PROBLEM REQUIREMENTS: Output all of the entries exactly as written.
......
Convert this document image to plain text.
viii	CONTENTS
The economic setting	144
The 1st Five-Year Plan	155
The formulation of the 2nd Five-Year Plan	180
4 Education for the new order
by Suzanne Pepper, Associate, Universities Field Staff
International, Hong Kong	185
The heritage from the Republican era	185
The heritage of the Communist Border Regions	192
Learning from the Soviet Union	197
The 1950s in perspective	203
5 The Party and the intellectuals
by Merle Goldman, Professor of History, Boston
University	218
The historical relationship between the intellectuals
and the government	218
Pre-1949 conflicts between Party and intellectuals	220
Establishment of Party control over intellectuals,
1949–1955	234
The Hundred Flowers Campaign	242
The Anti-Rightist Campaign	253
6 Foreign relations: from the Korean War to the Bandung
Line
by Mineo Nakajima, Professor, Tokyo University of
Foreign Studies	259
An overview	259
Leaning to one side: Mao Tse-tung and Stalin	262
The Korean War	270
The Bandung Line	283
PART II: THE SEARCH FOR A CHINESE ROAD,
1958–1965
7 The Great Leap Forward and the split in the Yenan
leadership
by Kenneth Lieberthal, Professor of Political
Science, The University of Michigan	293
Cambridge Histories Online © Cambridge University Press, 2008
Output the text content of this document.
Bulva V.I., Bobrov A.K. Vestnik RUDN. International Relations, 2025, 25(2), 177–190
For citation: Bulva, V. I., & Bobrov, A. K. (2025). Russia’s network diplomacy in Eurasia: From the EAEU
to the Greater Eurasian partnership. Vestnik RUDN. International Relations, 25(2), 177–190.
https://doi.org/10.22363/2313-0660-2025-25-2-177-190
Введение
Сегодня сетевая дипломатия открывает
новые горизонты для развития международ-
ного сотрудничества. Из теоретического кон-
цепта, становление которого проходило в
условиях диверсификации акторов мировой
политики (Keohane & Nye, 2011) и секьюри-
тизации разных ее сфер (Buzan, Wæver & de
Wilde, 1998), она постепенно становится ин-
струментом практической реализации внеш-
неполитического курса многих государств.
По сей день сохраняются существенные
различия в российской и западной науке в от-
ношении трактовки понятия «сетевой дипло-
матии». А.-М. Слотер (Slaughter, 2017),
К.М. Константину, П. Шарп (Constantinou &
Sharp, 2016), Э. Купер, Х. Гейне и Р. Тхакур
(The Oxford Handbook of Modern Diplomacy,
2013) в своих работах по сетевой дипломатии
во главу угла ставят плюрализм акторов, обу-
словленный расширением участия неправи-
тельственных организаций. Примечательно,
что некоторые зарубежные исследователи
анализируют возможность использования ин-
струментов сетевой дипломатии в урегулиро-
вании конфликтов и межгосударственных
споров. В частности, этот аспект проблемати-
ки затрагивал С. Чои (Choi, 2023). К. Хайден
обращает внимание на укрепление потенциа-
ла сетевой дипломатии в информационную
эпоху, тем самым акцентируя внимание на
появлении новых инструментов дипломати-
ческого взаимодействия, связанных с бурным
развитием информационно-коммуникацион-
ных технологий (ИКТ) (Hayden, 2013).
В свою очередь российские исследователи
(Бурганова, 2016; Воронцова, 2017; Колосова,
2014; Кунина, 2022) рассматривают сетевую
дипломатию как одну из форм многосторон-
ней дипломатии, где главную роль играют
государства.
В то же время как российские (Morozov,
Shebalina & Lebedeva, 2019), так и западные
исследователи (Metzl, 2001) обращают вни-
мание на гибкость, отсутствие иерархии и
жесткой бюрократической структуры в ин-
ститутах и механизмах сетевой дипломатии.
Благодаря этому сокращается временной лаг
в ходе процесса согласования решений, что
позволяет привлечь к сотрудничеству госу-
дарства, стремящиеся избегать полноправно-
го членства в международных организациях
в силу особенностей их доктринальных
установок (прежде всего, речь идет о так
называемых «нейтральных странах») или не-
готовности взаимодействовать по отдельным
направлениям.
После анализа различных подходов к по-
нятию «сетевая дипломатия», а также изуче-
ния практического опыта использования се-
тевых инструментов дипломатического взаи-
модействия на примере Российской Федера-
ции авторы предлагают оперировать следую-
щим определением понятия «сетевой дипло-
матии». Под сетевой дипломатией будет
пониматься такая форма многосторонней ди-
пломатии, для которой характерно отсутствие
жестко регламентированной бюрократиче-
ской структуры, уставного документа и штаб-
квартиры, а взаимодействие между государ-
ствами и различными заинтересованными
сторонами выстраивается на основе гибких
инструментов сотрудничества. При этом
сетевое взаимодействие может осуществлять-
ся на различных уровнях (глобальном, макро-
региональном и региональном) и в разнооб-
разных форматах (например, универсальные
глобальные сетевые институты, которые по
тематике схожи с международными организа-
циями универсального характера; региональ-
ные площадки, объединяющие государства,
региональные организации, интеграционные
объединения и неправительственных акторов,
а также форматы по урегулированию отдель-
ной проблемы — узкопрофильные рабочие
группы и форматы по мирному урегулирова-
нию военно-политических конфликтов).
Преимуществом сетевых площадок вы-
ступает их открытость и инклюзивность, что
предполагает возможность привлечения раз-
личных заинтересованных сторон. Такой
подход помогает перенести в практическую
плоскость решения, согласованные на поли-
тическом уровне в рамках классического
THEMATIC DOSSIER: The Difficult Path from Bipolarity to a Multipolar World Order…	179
......
REPLY:
Convert this document image to plain text.
viii	CONTENTS
The economic setting	144
The 1st Five-Year Plan	155
The formulation of the 2nd Five-Year Plan	180
4 Education for the new order
by Suzanne Pepper, Associate, Universities Field Staff
International, Hong Kong	185
The heritage from the Republican era	185
The heritage of the Communist Border Regions	192
Learning from the Soviet Union	197
The 1950s in perspective	203
5 The Party and the intellectuals
by Merle Goldman, Professor of History, Boston
University	218
The historical relationship between the intellectuals
and the government	218
Pre-1949 conflicts between Party and intellectuals	220
Establishment of Party control over intellectuals,
1949–1955	234
The Hundred Flowers Campaign	242
The Anti-Rightist Campaign	253
6 Foreign relations: from the Korean War to the Bandung
Line
by Mineo Nakajima, Professor, Tokyo University of
Foreign Studies	259
An overview	259
Leaning to one side: Mao Tse-tung and Stalin	262
The Korean War	270
The Bandung Line	283
PART II: THE SEARCH FOR A CHINESE ROAD,
1958–1965
7 The Great Leap Forward and the split in the Yenan
leadership
by Kenneth Lieberthal, Professor of Political
Science, The University of Michigan	293
Cambridge Histories Online © Cambridge University Press, 2008
Output the text content of this document.
Bulva V.I., Bobrov A.K. Vestnik RUDN. International Relations, 2025, 25(2), 177–190
For citation: Bulva, V. I., & Bobrov, A. K. (2025). Russia’s network diplomacy in Eurasia: From the EAEU
to the Greater Eurasian partnership. Vestnik RUDN. International Relations, 25(2), 177–190.
https://doi.org/10.22363/2313-0660-2025-25-2-177-190
Введение
Сегодня сетевая дипломатия открывает
новые горизонты для развития международ-
ного сотрудничества. Из теоретического кон-
цепта, становление которого проходило в
условиях диверсификации акторов мировой
политики (Keohane & Nye, 2011) и секьюри-
тизации разных ее сфер (Buzan, Wæver & de
Wilde, 1998), она постепенно становится ин-
струментом практической реализации внеш-
неполитического курса многих государств.
По сей день сохраняются существенные
различия в российской и западной науке в от-
ношении трактовки понятия «сетевой дипло-
матии». А.-М. Слотер (Slaughter, 2017),
К.М. Константину, П. Шарп (Constantinou &
Sharp, 2016), Э. Купер, Х. Гейне и Р. Тхакур
(The Oxford Handbook of Modern Diplomacy,
2013) в своих работах по сетевой дипломатии
во главу угла ставят плюрализм акторов, обу-
словленный расширением участия неправи-
тельственных организаций. Примечательно,
что некоторые зарубежные исследователи
анализируют возможность использования ин-
струментов сетевой дипломатии в урегулиро-
вании конфликтов и межгосударственных
споров. В частности, этот аспект проблемати-
ки затрагивал С. Чои (Choi, 2023). К. Хайден
обращает внимание на укрепление потенциа-
ла сетевой дипломатии в информационную
эпоху, тем самым акцентируя внимание на
появлении новых инструментов дипломати-
ческого взаимодействия, связанных с бурным
развитием информационно-коммуникацион-
ных технологий (ИКТ) (Hayden, 2013).
В свою очередь российские исследователи
(Бурганова, 2016; Воронцова, 2017; Колосова,
2014; Кунина, 2022) рассматривают сетевую
дипломатию как одну из форм многосторон-
ней дипломатии, где главную роль играют
государства.
В то же время как российские (Morozov,
Shebalina & Lebedeva, 2019), так и западные
исследователи (Metzl, 2001) обращают вни-
мание на гибкость, отсутствие иерархии и
жесткой бюрократической структуры в ин-
ститутах и механизмах сетевой дипломатии.
Благодаря этому сокращается временной лаг
в ходе процесса согласования решений, что
позволяет привлечь к сотрудничеству госу-
дарства, стремящиеся избегать полноправно-
го членства в международных организациях
в силу особенностей их доктринальных
установок (прежде всего, речь идет о так
называемых «нейтральных странах») или не-
готовности взаимодействовать по отдельным
направлениям.
После анализа различных подходов к по-
нятию «сетевая дипломатия», а также изуче-
ния практического опыта использования се-
тевых инструментов дипломатического взаи-
модействия на примере Российской Федера-
ции авторы предлагают оперировать следую-
щим определением понятия «сетевой дипло-
матии». Под сетевой дипломатией будет
пониматься такая форма многосторонней ди-
пломатии, для которой характерно отсутствие
жестко регламентированной бюрократиче-
ской структуры, уставного документа и штаб-
квартиры, а взаимодействие между государ-
ствами и различными заинтересованными
сторонами выстраивается на основе гибких
инструментов сотрудничества. При этом
сетевое взаимодействие может осуществлять-
ся на различных уровнях (глобальном, макро-
региональном и региональном) и в разнооб-
разных форматах (например, универсальные
глобальные сетевые институты, которые по
тематике схожи с международными организа-
циями универсального характера; региональ-
ные площадки, объединяющие государства,
региональные организации, интеграционные
объединения и неправительственных акторов,
а также форматы по урегулированию отдель-
ной проблемы — узкопрофильные рабочие
группы и форматы по мирному урегулирова-
нию военно-политических конфликтов).
Преимуществом сетевых площадок вы-
ступает их открытость и инклюзивность, что
предполагает возможность привлечения раз-
личных заинтересованных сторон. Такой
подход помогает перенести в практическую
плоскость решения, согласованные на поли-
тическом уровне в рамках классического
THEMATIC DOSSIER: The Difficult Path from Bipolarity to a Multipolar World Order…	179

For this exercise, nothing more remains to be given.